→ **Extracted records**:
───
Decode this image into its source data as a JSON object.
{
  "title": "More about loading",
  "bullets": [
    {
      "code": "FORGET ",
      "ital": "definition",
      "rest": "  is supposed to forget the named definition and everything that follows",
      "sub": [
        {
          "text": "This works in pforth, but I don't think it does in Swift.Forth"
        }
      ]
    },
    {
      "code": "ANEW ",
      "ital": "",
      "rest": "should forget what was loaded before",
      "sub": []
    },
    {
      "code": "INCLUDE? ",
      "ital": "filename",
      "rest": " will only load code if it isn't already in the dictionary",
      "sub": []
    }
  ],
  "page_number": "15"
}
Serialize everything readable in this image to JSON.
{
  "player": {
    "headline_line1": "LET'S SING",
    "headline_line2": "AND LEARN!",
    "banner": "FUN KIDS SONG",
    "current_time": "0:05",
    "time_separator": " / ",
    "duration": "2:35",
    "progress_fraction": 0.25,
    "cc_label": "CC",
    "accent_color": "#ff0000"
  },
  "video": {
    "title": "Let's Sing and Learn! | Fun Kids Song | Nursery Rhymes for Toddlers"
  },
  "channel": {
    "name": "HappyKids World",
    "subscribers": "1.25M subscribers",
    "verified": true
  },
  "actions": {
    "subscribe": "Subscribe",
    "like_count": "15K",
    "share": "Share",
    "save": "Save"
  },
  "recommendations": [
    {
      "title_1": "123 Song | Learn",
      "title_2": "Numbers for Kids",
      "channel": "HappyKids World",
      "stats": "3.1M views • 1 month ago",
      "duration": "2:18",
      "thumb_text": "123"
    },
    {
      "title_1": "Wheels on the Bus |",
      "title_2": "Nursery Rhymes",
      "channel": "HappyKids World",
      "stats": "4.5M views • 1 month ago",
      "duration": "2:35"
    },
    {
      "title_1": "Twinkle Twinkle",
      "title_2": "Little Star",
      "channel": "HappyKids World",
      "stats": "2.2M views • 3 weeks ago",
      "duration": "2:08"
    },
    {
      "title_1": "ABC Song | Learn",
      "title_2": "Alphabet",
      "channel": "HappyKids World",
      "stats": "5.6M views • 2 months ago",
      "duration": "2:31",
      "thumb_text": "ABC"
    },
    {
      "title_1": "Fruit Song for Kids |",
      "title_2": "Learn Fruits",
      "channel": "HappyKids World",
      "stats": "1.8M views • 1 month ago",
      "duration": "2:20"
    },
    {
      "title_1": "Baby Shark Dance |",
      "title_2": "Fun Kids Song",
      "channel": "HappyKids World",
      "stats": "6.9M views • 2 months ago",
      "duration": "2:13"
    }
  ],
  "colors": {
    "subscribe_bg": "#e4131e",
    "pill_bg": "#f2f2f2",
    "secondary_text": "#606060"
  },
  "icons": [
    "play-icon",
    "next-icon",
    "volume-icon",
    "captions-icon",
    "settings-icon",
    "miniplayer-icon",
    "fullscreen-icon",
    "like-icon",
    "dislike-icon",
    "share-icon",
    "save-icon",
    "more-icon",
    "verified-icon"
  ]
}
───
→ **PROBLEM TO WORK ON**:
Repeat the data exactly. Leave nothing out.

→ **THE RESULT**:
Decode this image into its source data as a JSON object.
{
  "title": "More about loading",
  "bullets": [
    {
      "code": "FORGET ",
      "ital": "definition",
      "rest": "  is supposed to forget the named definition and everything that follows",
      "sub": [
        {
          "text": "This works in pforth, but I don't think it does in Swift.Forth"
        }
      ]
    },
    {
      "code": "ANEW ",
      "ital": "",
      "rest": "should forget what was loaded before",
      "sub": []
    },
    {
      "code": "INCLUDE? ",
      "ital": "filename",
      "rest": " will only load code if it isn't already in the dictionary",
      "sub": []
    }
  ],
  "page_number": "15"
}
Serialize everything readable in this image to JSON.
{
  "player": {
    "headline_line1": "LET'S SING",
    "headline_line2": "AND LEARN!",
    "banner": "FUN KIDS SONG",
    "current_time": "0:05",
    "time_separator": " / ",
    "duration": "2:35",
    "progress_fraction": 0.25,
    "cc_label": "CC",
    "accent_color": "#ff0000"
  },
  "video": {
    "title": "Let's Sing and Learn! | Fun Kids Song | Nursery Rhymes for Toddlers"
  },
  "channel": {
    "name": "HappyKids World",
    "subscribers": "1.25M subscribers",
    "verified": true
  },
  "actions": {
    "subscribe": "Subscribe",
    "like_count": "15K",
    "share": "Share",
    "save": "Save"
  },
  "recommendations": [
    {
      "title_1": "123 Song | Learn",
      "title_2": "Numbers for Kids",
      "channel": "HappyKids World",
      "stats": "3.1M views • 1 month ago",
      "duration": "2:18",
      "thumb_text": "123"
    },
    {
      "title_1": "Wheels on the Bus |",
      "title_2": "Nursery Rhymes",
      "channel": "HappyKids World",
      "stats": "4.5M views • 1 month ago",
      "duration": "2:35"
    },
    {
      "title_1": "Twinkle Twinkle",
      "title_2": "Little Star",
      "channel": "HappyKids World",
      "stats": "2.2M views • 3 weeks ago",
      "duration": "2:08"
    },
    {
      "title_1": "ABC Song | Learn",
      "title_2": "Alphabet",
      "channel": "HappyKids World",
      "stats": "5.6M views • 2 months ago",
      "duration": "2:31",
      "thumb_text": "ABC"
    },
    {
      "title_1": "Fruit Song for Kids |",
      "title_2": "Learn Fruits",
      "channel": "HappyKids World",
      "stats": "1.8M views • 1 month ago",
      "duration": "2:20"
    },
    {
      "title_1": "Baby Shark Dance |",
      "title_2": "Fun Kids Song",
      "channel": "HappyKids World",
      "stats": "6.9M views • 2 months ago",
      "duration": "2:13"
    }
  ],
  "colors": {
    "subscribe_bg": "#e4131e",
    "pill_bg": "#f2f2f2",
    "secondary_text": "#606060"
  },
  "icons": [
    "play-icon",
    "next-icon",
    "volume-icon",
    "captions-icon",
    "settings-icon",
    "miniplayer-icon",
    "fullscreen-icon",
    "like-icon",
    "dislike-icon",
    "share-icon",
    "save-icon",
    "more-icon",
    "verified-icon"
  ]
}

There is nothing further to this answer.